§ **Objective**: Copy each line of the data below verbatim, with no changes.

(Saved entries)
——
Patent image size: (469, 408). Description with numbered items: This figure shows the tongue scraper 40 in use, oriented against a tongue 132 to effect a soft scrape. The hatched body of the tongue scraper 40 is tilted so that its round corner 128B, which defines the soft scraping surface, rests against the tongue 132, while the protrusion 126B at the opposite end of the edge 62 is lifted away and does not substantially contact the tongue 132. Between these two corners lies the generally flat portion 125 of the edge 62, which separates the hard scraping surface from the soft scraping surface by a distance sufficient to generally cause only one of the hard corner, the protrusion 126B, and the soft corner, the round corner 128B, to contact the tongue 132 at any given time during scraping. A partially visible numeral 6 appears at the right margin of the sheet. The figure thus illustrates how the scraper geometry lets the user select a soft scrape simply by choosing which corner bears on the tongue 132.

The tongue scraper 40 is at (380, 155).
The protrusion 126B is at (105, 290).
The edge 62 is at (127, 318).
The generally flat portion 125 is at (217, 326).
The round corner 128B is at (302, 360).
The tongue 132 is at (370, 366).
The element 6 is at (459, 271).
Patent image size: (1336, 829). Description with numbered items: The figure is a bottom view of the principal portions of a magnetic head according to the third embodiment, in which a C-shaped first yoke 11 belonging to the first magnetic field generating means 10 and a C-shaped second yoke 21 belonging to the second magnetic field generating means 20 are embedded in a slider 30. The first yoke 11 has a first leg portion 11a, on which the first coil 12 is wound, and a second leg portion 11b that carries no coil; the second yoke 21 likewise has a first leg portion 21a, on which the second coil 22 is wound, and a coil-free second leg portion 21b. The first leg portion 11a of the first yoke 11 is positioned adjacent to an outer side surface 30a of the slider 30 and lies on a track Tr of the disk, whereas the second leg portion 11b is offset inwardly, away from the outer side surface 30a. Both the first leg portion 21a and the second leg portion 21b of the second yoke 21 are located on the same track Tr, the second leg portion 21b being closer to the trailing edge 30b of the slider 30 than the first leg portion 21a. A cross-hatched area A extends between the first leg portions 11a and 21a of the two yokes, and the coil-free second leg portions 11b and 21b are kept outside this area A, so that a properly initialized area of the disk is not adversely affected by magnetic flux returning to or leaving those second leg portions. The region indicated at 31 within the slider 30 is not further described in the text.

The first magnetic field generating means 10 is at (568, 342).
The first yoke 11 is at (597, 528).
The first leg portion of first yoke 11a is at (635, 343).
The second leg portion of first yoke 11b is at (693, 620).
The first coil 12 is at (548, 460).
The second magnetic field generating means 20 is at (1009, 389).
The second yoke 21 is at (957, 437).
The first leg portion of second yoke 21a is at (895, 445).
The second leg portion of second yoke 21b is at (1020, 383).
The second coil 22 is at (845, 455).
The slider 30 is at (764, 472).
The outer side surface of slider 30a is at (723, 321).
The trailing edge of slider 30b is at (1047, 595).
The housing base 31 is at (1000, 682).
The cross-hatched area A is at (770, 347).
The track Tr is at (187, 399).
——
§ **Worked answer**:
Patent image size: (469, 408). Description with numbered items: This figure shows the tongue scraper 40 in use, oriented against a tongue 132 to effect a soft scrape. The hatched body of the tongue scraper 40 is tilted so that its round corner 128B, which defines the soft scraping surface, rests against the tongue 132, while the protrusion 126B at the opposite end of the edge 62 is lifted away and does not substantially contact the tongue 132. Between these two corners lies the generally flat portion 125 of the edge 62, which separates the hard scraping surface from the soft scraping surface by a distance sufficient to generally cause only one of the hard corner, the protrusion 126B, and the soft corner, the round corner 128B, to contact the tongue 132 at any given time during scraping. A partially visible numeral 6 appears at the right margin of the sheet. The figure thus illustrates how the scraper geometry lets the user select a soft scrape simply by choosing which corner bears on the tongue 132.

The tongue scraper 40 is at (380, 155).
The protrusion 126B is at (105, 290).
The edge 62 is at (127, 318).
The generally flat portion 125 is at (217, 326).
The round corner 128B is at (302, 360).
The tongue 132 is at (370, 366).
The element 6 is at (459, 271).
Patent image size: (1336, 829). Description with numbered items: The figure is a bottom view of the principal portions of a magnetic head according to the third embodiment, in which a C-shaped first yoke 11 belonging to the first magnetic field generating means 10 and a C-shaped second yoke 21 belonging to the second magnetic field generating means 20 are embedded in a slider 30. The first yoke 11 has a first leg portion 11a, on which the first coil 12 is wound, and a second leg portion 11b that carries no coil; the second yoke 21 likewise has a first leg portion 21a, on which the second coil 22 is wound, and a coil-free second leg portion 21b. The first leg portion 11a of the first yoke 11 is positioned adjacent to an outer side surface 30a of the slider 30 and lies on a track Tr of the disk, whereas the second leg portion 11b is offset inwardly, away from the outer side surface 30a. Both the first leg portion 21a and the second leg portion 21b of the second yoke 21 are located on the same track Tr, the second leg portion 21b being closer to the trailing edge 30b of the slider 30 than the first leg portion 21a. A cross-hatched area A extends between the first leg portions 11a and 21a of the two yokes, and the coil-free second leg portions 11b and 21b are kept outside this area A, so that a properly initialized area of the disk is not adversely affected by magnetic flux returning to or leaving those second leg portions. The region indicated at 31 within the slider 30 is not further described in the text.

The first magnetic field generating means 10 is at (568, 342).
The first yoke 11 is at (597, 528).
The first leg portion of first yoke 11a is at (635, 343).
The second leg portion of first yoke 11b is at (693, 620).
The first coil 12 is at (548, 460).
The second magnetic field generating means 20 is at (1009, 389).
The second yoke 21 is at (957, 437).
The first leg portion of second yoke 21a is at (895, 445).
The second leg portion of second yoke 21b is at (1020, 383).
The second coil 22 is at (845, 455).
The slider 30 is at (764, 472).
The outer side surface of slider 30a is at (723, 321).
The trailing edge of slider 30b is at (1047, 595).
The housing base 31 is at (1000, 682).
The cross-hatched area A is at (770, 347).
The track Tr is at (187, 399).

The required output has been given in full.